▶ **EXERCISE BRIEF**
Search the data below for the word "title" and copy each line that holds it.

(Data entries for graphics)
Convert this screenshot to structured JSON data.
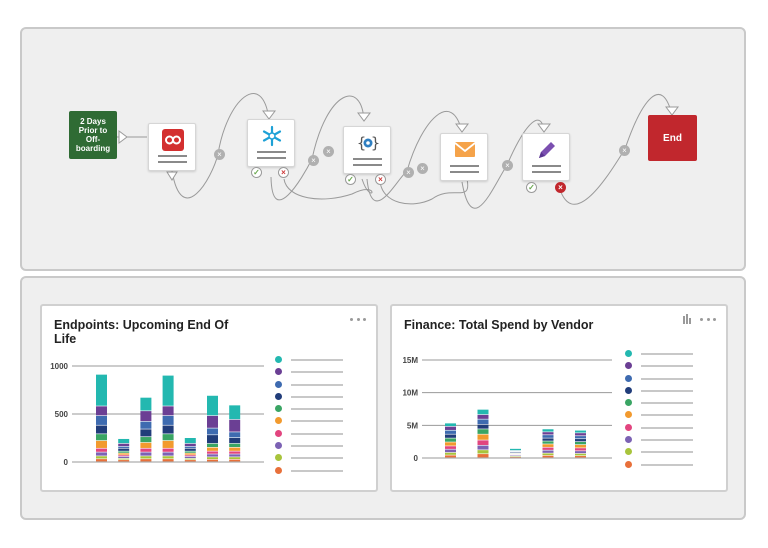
{
  "workflow": {
    "start_label": "2 Days Prior to Off-boarding",
    "end_label": "End",
    "steps": [
      {
        "name": "lastpass-step",
        "icon": "infinity-icon",
        "badges": []
      },
      {
        "name": "jira-step",
        "icon": "snowflake-icon",
        "badges": [
          "ok",
          "no"
        ]
      },
      {
        "name": "webhook-step",
        "icon": "code-gear-icon",
        "badges": [
          "ok",
          "no"
        ]
      },
      {
        "name": "email-step",
        "icon": "envelope-icon",
        "badges": []
      },
      {
        "name": "edit-step",
        "icon": "pencil-icon",
        "badges": [
          "ok",
          "no-filled"
        ]
      }
    ]
  },
  "colors": {
    "start": "#2f6b34",
    "end": "#c1272d",
    "series": [
      "#e8703a",
      "#a8c43c",
      "#7c62b4",
      "#e2457f",
      "#f29a2e",
      "#3aa564",
      "#213d7a",
      "#3e6bb0",
      "#6b3f94",
      "#23b8b0"
    ]
  },
  "endpoints_card": {
    "title": "Endpoints: Upcoming End Of Life",
    "chart_data": {
      "type": "bar",
      "stacked": true,
      "yticks": [
        "0",
        "500",
        "1000"
      ],
      "ylim": [
        0,
        1000
      ],
      "series": [
        {
          "values": [
            30,
            20,
            30,
            30,
            20,
            25,
            25
          ]
        },
        {
          "values": [
            30,
            15,
            30,
            30,
            15,
            25,
            25
          ]
        },
        {
          "values": [
            40,
            20,
            40,
            40,
            20,
            30,
            30
          ]
        },
        {
          "values": [
            40,
            15,
            40,
            40,
            15,
            30,
            30
          ]
        },
        {
          "values": [
            80,
            20,
            60,
            80,
            20,
            40,
            40
          ]
        },
        {
          "values": [
            70,
            20,
            60,
            70,
            20,
            40,
            40
          ]
        },
        {
          "values": [
            90,
            30,
            80,
            90,
            30,
            90,
            60
          ]
        },
        {
          "values": [
            100,
            20,
            80,
            100,
            20,
            70,
            60
          ]
        },
        {
          "values": [
            100,
            30,
            110,
            100,
            30,
            130,
            130
          ]
        },
        {
          "values": [
            330,
            50,
            140,
            320,
            60,
            210,
            150
          ]
        }
      ]
    }
  },
  "finance_card": {
    "title": "Finance: Total Spend by Vendor",
    "chart_data": {
      "type": "bar",
      "stacked": true,
      "yticks": [
        "0",
        "5M",
        "10M",
        "15M"
      ],
      "ylim": [
        0,
        15
      ],
      "series": [
        {
          "values": [
            0.4,
            0.6,
            0.15,
            0.35,
            0.3
          ]
        },
        {
          "values": [
            0.4,
            0.6,
            0.15,
            0.35,
            0.35
          ]
        },
        {
          "values": [
            0.5,
            0.7,
            0.15,
            0.45,
            0.4
          ]
        },
        {
          "values": [
            0.5,
            0.8,
            0.1,
            0.45,
            0.45
          ]
        },
        {
          "values": [
            0.6,
            0.9,
            0.1,
            0.5,
            0.5
          ]
        },
        {
          "values": [
            0.6,
            0.8,
            0.1,
            0.45,
            0.45
          ]
        },
        {
          "values": [
            0.6,
            0.7,
            0.15,
            0.45,
            0.45
          ]
        },
        {
          "values": [
            0.6,
            0.8,
            0.1,
            0.5,
            0.45
          ]
        },
        {
          "values": [
            0.6,
            0.7,
            0.1,
            0.45,
            0.45
          ]
        },
        {
          "values": [
            0.5,
            0.8,
            0.3,
            0.45,
            0.4
          ]
        }
      ]
    }
  }
}
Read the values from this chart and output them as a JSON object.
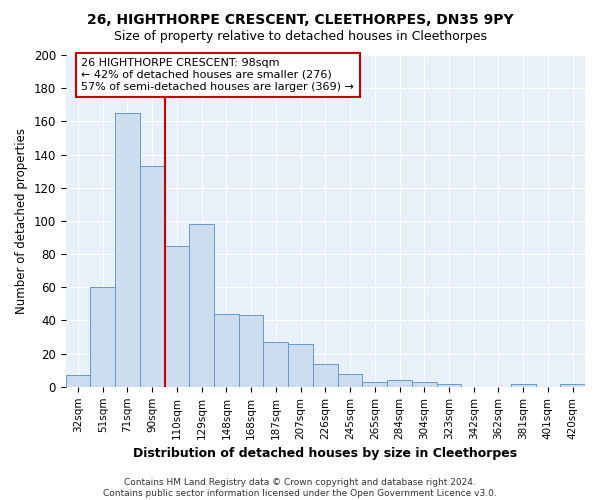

▶ **EXERCISE RESPONSE**
    "title": "Endpoints: Upcoming End Of Life",
    "title": "Finance: Total Spend by Vendor",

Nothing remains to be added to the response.